**GIVEN RECORDS**
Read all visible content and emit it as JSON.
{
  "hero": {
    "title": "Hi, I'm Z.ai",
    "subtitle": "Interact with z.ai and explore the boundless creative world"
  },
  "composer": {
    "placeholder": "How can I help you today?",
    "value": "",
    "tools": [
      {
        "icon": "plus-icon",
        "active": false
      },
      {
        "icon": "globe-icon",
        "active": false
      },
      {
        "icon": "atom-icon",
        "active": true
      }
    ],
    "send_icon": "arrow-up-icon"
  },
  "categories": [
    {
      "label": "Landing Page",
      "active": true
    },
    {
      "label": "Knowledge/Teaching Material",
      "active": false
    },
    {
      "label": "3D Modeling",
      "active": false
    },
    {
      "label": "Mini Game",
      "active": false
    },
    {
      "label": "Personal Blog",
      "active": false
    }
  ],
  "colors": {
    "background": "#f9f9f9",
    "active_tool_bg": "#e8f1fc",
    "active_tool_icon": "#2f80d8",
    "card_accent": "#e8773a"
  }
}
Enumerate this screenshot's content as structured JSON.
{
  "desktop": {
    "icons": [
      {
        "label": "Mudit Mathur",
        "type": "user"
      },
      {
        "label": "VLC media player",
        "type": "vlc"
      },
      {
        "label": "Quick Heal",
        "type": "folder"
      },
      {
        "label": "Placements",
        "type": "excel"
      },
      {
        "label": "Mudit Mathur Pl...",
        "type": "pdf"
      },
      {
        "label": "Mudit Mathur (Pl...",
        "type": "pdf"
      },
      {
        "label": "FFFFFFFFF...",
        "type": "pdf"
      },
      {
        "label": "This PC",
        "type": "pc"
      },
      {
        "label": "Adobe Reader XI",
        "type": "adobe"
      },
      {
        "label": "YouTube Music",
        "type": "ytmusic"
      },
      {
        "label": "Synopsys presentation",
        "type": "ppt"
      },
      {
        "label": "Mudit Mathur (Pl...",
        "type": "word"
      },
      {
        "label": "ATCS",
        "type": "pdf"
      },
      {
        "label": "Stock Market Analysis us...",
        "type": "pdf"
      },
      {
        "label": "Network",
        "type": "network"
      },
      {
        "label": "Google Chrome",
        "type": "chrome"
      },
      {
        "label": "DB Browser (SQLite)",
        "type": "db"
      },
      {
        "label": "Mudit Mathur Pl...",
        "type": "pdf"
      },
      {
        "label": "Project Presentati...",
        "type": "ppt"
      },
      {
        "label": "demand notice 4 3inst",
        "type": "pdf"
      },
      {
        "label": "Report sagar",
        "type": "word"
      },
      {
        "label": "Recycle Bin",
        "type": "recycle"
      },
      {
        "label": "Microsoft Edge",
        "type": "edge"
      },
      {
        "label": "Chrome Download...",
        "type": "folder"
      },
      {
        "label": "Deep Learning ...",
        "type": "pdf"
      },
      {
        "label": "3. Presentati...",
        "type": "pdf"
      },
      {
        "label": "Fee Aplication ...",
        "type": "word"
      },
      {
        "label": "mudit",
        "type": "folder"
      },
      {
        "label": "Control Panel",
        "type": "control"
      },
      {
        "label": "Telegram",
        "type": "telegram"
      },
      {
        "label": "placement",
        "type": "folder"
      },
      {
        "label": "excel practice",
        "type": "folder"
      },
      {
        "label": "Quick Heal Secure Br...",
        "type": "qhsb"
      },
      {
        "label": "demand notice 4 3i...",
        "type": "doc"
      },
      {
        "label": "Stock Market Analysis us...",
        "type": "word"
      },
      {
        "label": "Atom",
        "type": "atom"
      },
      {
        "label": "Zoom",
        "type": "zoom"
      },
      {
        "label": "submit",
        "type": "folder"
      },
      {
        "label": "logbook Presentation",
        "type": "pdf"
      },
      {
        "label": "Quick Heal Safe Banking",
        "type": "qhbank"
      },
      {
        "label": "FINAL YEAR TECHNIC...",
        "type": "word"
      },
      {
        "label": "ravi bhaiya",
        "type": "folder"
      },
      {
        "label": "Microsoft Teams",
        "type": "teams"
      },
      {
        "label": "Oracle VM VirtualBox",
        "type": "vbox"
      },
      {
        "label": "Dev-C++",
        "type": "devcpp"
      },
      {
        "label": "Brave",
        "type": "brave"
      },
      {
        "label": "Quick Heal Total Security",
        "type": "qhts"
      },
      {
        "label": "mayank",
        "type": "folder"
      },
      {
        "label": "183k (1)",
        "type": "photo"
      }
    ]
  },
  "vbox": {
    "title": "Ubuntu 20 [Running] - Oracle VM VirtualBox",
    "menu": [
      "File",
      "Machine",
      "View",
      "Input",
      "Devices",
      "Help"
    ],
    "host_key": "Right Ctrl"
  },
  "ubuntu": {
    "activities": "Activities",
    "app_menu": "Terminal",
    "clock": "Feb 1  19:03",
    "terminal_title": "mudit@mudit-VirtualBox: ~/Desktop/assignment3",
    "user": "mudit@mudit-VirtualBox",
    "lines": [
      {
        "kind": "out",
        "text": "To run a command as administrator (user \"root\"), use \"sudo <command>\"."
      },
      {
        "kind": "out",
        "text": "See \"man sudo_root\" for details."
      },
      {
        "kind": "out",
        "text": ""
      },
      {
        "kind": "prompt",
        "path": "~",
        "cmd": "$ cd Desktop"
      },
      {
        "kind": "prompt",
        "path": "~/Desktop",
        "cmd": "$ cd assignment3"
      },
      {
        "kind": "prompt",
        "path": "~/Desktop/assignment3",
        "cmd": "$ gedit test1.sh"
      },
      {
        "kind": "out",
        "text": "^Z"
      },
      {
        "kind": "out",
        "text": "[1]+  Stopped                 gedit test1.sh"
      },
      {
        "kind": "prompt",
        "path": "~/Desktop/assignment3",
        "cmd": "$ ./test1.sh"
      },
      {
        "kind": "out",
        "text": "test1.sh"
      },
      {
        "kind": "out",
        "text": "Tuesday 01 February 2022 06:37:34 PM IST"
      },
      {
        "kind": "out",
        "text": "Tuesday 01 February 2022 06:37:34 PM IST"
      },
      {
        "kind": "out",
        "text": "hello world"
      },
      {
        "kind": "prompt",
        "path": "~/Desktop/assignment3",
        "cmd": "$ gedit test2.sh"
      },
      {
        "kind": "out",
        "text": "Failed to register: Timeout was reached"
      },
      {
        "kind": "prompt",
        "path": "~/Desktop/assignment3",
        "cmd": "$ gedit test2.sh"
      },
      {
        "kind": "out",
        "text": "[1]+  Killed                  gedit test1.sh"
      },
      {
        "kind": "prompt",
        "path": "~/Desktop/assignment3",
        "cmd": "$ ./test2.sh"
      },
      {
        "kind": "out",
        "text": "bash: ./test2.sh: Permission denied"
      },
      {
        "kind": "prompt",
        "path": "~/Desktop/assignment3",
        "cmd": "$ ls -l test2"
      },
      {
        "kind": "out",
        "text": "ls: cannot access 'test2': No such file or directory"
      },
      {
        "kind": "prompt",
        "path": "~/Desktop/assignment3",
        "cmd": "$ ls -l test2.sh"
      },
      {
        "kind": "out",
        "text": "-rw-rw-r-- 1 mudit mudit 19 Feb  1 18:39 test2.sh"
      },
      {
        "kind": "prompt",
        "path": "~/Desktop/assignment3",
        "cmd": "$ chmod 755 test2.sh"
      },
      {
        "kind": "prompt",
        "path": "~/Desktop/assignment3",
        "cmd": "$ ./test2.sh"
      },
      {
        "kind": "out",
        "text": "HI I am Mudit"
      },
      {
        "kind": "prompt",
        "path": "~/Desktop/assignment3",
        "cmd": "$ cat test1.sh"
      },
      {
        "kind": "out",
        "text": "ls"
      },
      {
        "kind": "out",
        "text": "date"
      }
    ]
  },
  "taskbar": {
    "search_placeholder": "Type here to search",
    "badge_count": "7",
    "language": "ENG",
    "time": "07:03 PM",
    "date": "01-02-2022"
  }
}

**EXERCISE**
Type out the material again exactly as presented.

**SOLUTION FOR THIS PROBLEM**
Read all visible content and emit it as JSON.
{
  "hero": {
    "title": "Hi, I'm Z.ai",
    "subtitle": "Interact with z.ai and explore the boundless creative world"
  },
  "composer": {
    "placeholder": "How can I help you today?",
    "value": "",
    "tools": [
      {
        "icon": "plus-icon",
        "active": false
      },
      {
        "icon": "globe-icon",
        "active": false
      },
      {
        "icon": "atom-icon",
        "active": true
      }
    ],
    "send_icon": "arrow-up-icon"
  },
  "categories": [
    {
      "label": "Landing Page",
      "active": true
    },
    {
      "label": "Knowledge/Teaching Material",
      "active": false
    },
    {
      "label": "3D Modeling",
      "active": false
    },
    {
      "label": "Mini Game",
      "active": false
    },
    {
      "label": "Personal Blog",
      "active": false
    }
  ],
  "colors": {
    "background": "#f9f9f9",
    "active_tool_bg": "#e8f1fc",
    "active_tool_icon": "#2f80d8",
    "card_accent": "#e8773a"
  }
}
Enumerate this screenshot's content as structured JSON.
{
  "desktop": {
    "icons": [
      {
        "label": "Mudit Mathur",
        "type": "user"
      },
      {
        "label": "VLC media player",
        "type": "vlc"
      },
      {
        "label": "Quick Heal",
        "type": "folder"
      },
      {
        "label": "Placements",
        "type": "excel"
      },
      {
        "label": "Mudit Mathur Pl...",
        "type": "pdf"
      },
      {
        "label": "Mudit Mathur (Pl...",
        "type": "pdf"
      },
      {
        "label": "FFFFFFFFF...",
        "type": "pdf"
      },
      {
        "label": "This PC",
        "type": "pc"
      },
      {
        "label": "Adobe Reader XI",
        "type": "adobe"
      },
      {
        "label": "YouTube Music",
        "type": "ytmusic"
      },
      {
        "label": "Synopsys presentation",
        "type": "ppt"
      },
      {
        "label": "Mudit Mathur (Pl...",
        "type": "word"
      },
      {
        "label": "ATCS",
        "type": "pdf"
      },
      {
        "label": "Stock Market Analysis us...",
        "type": "pdf"
      },
      {
        "label": "Network",
        "type": "network"
      },
      {
        "label": "Google Chrome",
        "type": "chrome"
      },
      {
        "label": "DB Browser (SQLite)",
        "type": "db"
      },
      {
        "label": "Mudit Mathur Pl...",
        "type": "pdf"
      },
      {
        "label": "Project Presentati...",
        "type": "ppt"
      },
      {
        "label": "demand notice 4 3inst",
        "type": "pdf"
      },
      {
        "label": "Report sagar",
        "type": "word"
      },
      {
        "label": "Recycle Bin",
        "type": "recycle"
      },
      {
        "label": "Microsoft Edge",
        "type": "edge"
      },
      {
        "label": "Chrome Download...",
        "type": "folder"
      },
      {
        "label": "Deep Learning ...",
        "type": "pdf"
      },
      {
        "label": "3. Presentati...",
        "type": "pdf"
      },
      {
        "label": "Fee Aplication ...",
        "type": "word"
      },
      {
        "label": "mudit",
        "type": "folder"
      },
      {
        "label": "Control Panel",
        "type": "control"
      },
      {
        "label": "Telegram",
        "type": "telegram"
      },
      {
        "label": "placement",
        "type": "folder"
      },
      {
        "label": "excel practice",
        "type": "folder"
      },
      {
        "label": "Quick Heal Secure Br...",
        "type": "qhsb"
      },
      {
        "label": "demand notice 4 3i...",
        "type": "doc"
      },
      {
        "label": "Stock Market Analysis us...",
        "type": "word"
      },
      {
        "label": "Atom",
        "type": "atom"
      },
      {
        "label": "Zoom",
        "type": "zoom"
      },
      {
        "label": "submit",
        "type": "folder"
      },
      {
        "label": "logbook Presentation",
        "type": "pdf"
      },
      {
        "label": "Quick Heal Safe Banking",
        "type": "qhbank"
      },
      {
        "label": "FINAL YEAR TECHNIC...",
        "type": "word"
      },
      {
        "label": "ravi bhaiya",
        "type": "folder"
      },
      {
        "label": "Microsoft Teams",
        "type": "teams"
      },
      {
        "label": "Oracle VM VirtualBox",
        "type": "vbox"
      },
      {
        "label": "Dev-C++",
        "type": "devcpp"
      },
      {
        "label": "Brave",
        "type": "brave"
      },
      {
        "label": "Quick Heal Total Security",
        "type": "qhts"
      },
      {
        "label": "mayank",
        "type": "folder"
      },
      {
        "label": "183k (1)",
        "type": "photo"
      }
    ]
  },
  "vbox": {
    "title": "Ubuntu 20 [Running] - Oracle VM VirtualBox",
    "menu": [
      "File",
      "Machine",
      "View",
      "Input",
      "Devices",
      "Help"
    ],
    "host_key": "Right Ctrl"
  },
  "ubuntu": {
    "activities": "Activities",
    "app_menu": "Terminal",
    "clock": "Feb 1  19:03",
    "terminal_title": "mudit@mudit-VirtualBox: ~/Desktop/assignment3",
    "user": "mudit@mudit-VirtualBox",
    "lines": [
      {
        "kind": "out",
        "text": "To run a command as administrator (user \"root\"), use \"sudo <command>\"."
      },
      {
        "kind": "out",
        "text": "See \"man sudo_root\" for details."
      },
      {
        "kind": "out",
        "text": ""
      },
      {
        "kind": "prompt",
        "path": "~",
        "cmd": "$ cd Desktop"
      },
      {
        "kind": "prompt",
        "path": "~/Desktop",
        "cmd": "$ cd assignment3"
      },
      {
        "kind": "prompt",
        "path": "~/Desktop/assignment3",
        "cmd": "$ gedit test1.sh"
      },
      {
        "kind": "out",
        "text": "^Z"
      },
      {
        "kind": "out",
        "text": "[1]+  Stopped                 gedit test1.sh"
      },
      {
        "kind": "prompt",
        "path": "~/Desktop/assignment3",
        "cmd": "$ ./test1.sh"
      },
      {
        "kind": "out",
        "text": "test1.sh"
      },
      {
        "kind": "out",
        "text": "Tuesday 01 February 2022 06:37:34 PM IST"
      },
      {
        "kind": "out",
        "text": "Tuesday 01 February 2022 06:37:34 PM IST"
      },
      {
        "kind": "out",
        "text": "hello world"
      },
      {
        "kind": "prompt",
        "path": "~/Desktop/assignment3",
        "cmd": "$ gedit test2.sh"
      },
      {
        "kind": "out",
        "text": "Failed to register: Timeout was reached"
      },
      {
        "kind": "prompt",
        "path": "~/Desktop/assignment3",
        "cmd": "$ gedit test2.sh"
      },
      {
        "kind": "out",
        "text": "[1]+  Killed                  gedit test1.sh"
      },
      {
        "kind": "prompt",
        "path": "~/Desktop/assignment3",
        "cmd": "$ ./test2.sh"
      },
      {
        "kind": "out",
        "text": "bash: ./test2.sh: Permission denied"
      },
      {
        "kind": "prompt",
        "path": "~/Desktop/assignment3",
        "cmd": "$ ls -l test2"
      },
      {
        "kind": "out",
        "text": "ls: cannot access 'test2': No such file or directory"
      },
      {
        "kind": "prompt",
        "path": "~/Desktop/assignment3",
        "cmd": "$ ls -l test2.sh"
      },
      {
        "kind": "out",
        "text": "-rw-rw-r-- 1 mudit mudit 19 Feb  1 18:39 test2.sh"
      },
      {
        "kind": "prompt",
        "path": "~/Desktop/assignment3",
        "cmd": "$ chmod 755 test2.sh"
      },
      {
        "kind": "prompt",
        "path": "~/Desktop/assignment3",
        "cmd": "$ ./test2.sh"
      },
      {
        "kind": "out",
        "text": "HI I am Mudit"
      },
      {
        "kind": "prompt",
        "path": "~/Desktop/assignment3",
        "cmd": "$ cat test1.sh"
      },
      {
        "kind": "out",
        "text": "ls"
      },
      {
        "kind": "out",
        "text": "date"
      }
    ]
  },
  "taskbar": {
    "search_placeholder": "Type here to search",
    "badge_count": "7",
    "language": "ENG",
    "time": "07:03 PM",
    "date": "01-02-2022"
  }
}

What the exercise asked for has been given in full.